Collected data

>> begin

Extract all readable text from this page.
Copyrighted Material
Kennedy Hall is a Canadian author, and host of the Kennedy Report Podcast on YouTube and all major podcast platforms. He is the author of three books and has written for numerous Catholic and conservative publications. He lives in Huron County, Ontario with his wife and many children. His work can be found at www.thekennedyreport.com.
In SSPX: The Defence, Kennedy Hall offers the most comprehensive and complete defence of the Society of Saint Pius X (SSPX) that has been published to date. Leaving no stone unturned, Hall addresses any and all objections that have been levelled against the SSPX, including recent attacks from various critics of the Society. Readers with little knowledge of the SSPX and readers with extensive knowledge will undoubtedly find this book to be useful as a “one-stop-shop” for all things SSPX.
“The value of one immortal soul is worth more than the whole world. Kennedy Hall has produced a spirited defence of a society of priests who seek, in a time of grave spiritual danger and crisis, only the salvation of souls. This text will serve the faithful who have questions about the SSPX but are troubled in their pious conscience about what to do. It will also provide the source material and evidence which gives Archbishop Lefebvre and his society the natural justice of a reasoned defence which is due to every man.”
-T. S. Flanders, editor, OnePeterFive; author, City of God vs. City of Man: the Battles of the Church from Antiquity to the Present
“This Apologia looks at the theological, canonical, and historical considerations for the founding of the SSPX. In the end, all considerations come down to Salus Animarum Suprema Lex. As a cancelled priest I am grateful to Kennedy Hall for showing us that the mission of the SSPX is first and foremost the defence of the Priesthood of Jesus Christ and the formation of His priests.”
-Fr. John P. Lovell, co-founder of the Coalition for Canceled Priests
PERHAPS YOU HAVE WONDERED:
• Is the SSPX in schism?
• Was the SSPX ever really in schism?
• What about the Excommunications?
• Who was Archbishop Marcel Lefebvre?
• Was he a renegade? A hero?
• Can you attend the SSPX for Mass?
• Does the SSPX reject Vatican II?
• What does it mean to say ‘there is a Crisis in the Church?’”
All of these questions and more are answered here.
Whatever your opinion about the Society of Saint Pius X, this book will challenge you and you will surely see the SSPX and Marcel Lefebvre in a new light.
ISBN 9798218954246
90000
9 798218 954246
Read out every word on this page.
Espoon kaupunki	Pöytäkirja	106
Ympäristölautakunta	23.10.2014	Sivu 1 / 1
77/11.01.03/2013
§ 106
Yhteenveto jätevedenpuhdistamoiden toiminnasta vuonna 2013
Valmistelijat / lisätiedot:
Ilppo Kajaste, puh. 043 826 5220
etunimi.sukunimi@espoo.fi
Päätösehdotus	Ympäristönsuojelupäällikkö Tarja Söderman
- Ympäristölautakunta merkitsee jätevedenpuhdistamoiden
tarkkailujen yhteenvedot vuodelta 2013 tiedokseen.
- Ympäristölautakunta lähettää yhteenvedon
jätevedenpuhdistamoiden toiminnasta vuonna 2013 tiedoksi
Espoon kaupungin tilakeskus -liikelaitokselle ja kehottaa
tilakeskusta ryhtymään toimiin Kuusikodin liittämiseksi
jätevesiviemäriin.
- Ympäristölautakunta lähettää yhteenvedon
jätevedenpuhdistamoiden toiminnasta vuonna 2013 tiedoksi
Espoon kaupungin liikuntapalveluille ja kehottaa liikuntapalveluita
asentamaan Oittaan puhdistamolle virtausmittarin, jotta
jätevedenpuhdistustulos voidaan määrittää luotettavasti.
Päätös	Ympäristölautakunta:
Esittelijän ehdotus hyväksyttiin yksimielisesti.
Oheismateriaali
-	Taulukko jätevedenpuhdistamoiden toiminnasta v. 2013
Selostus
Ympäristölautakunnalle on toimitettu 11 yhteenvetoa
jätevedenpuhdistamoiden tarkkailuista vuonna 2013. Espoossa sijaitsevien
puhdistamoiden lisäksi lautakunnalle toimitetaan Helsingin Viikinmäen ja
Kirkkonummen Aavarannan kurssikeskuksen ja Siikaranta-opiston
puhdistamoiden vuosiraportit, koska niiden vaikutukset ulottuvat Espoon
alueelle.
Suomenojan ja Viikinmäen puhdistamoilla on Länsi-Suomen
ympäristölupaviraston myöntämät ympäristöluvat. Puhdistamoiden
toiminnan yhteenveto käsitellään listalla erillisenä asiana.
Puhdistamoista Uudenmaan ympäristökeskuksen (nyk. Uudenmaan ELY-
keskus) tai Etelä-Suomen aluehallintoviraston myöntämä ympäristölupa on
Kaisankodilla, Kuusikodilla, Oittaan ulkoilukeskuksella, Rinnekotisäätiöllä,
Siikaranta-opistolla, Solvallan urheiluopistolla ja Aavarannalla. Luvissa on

>> end

What is being asked
Which lines include the word "Suomen"? Copy every one of them.

Problem solution
Suomenojan ja Viikinmäen puhdistamoilla on Länsi-Suomen
keskus) tai Etelä-Suomen aluehallintoviraston myöntämä ympäristölupa on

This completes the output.